*EXERCISE AIM*.
Search the records for the word "Ctrl" and report each line that has it.

───── DATA ENTRIES

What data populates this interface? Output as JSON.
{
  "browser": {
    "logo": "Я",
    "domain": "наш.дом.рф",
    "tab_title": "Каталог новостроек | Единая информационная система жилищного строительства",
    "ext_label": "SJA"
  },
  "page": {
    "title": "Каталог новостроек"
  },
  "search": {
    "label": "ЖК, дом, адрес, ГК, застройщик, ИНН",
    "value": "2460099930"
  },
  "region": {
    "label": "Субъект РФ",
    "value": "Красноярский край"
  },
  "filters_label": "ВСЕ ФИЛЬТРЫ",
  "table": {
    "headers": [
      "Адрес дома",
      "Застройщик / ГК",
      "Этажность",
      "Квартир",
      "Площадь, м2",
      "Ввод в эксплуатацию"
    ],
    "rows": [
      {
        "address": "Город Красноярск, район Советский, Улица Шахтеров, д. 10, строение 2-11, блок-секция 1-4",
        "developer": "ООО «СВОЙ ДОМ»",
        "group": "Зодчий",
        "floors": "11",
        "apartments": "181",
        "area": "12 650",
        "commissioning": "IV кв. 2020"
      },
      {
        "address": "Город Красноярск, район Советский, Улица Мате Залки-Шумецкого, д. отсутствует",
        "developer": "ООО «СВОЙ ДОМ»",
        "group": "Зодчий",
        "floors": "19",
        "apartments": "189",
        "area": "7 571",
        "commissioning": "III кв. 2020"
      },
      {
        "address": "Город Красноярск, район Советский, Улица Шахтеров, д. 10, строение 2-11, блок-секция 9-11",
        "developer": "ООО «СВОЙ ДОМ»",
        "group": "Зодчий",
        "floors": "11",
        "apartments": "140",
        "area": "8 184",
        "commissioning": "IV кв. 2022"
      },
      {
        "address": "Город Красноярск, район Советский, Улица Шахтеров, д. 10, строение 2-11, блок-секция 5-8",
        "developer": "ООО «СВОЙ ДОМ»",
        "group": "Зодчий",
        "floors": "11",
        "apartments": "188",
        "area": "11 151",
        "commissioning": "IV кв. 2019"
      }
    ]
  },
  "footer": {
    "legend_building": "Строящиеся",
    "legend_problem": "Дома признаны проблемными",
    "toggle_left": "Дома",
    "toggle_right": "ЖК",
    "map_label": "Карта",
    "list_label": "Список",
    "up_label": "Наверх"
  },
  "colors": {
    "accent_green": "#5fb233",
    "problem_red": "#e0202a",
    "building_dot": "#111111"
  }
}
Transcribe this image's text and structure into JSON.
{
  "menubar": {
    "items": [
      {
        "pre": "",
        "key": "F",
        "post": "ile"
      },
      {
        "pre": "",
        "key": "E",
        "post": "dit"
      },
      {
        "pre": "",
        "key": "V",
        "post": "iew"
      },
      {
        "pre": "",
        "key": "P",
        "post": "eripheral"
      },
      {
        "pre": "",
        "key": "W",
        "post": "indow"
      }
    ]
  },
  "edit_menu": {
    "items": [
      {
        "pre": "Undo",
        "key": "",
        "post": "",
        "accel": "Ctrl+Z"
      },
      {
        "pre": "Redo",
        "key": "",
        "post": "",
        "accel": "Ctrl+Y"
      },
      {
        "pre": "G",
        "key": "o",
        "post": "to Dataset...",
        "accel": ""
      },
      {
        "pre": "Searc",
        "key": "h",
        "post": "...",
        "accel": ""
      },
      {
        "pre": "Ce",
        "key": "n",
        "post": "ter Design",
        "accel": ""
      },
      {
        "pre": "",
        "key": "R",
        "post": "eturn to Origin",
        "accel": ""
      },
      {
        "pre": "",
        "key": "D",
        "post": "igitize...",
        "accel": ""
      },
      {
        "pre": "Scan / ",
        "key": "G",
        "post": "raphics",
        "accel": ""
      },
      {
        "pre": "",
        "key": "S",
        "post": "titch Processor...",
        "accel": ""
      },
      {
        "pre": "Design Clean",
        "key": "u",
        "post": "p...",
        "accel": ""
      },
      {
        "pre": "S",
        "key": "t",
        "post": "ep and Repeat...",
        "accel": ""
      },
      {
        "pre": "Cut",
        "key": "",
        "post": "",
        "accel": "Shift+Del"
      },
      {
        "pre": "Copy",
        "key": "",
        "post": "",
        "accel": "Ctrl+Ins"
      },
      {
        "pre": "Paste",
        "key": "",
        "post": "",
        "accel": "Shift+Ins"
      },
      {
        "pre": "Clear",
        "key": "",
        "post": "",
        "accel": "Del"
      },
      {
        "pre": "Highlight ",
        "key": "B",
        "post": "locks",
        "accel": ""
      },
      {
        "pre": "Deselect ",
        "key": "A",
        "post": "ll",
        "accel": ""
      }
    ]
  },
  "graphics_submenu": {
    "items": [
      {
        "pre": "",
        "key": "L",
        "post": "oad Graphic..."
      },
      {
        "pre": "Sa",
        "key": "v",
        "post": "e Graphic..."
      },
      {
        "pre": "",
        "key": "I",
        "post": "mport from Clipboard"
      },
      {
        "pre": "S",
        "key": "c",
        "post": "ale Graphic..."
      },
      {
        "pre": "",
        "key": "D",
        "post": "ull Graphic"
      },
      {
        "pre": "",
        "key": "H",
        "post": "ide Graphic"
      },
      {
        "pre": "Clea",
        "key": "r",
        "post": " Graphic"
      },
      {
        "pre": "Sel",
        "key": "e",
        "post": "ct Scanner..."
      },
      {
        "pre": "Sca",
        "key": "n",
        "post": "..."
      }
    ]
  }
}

──────────

*SOLVED PROBLEM*.
        "accel": "Ctrl+Z"
        "accel": "Ctrl+Y"
        "accel": "Ctrl+Ins"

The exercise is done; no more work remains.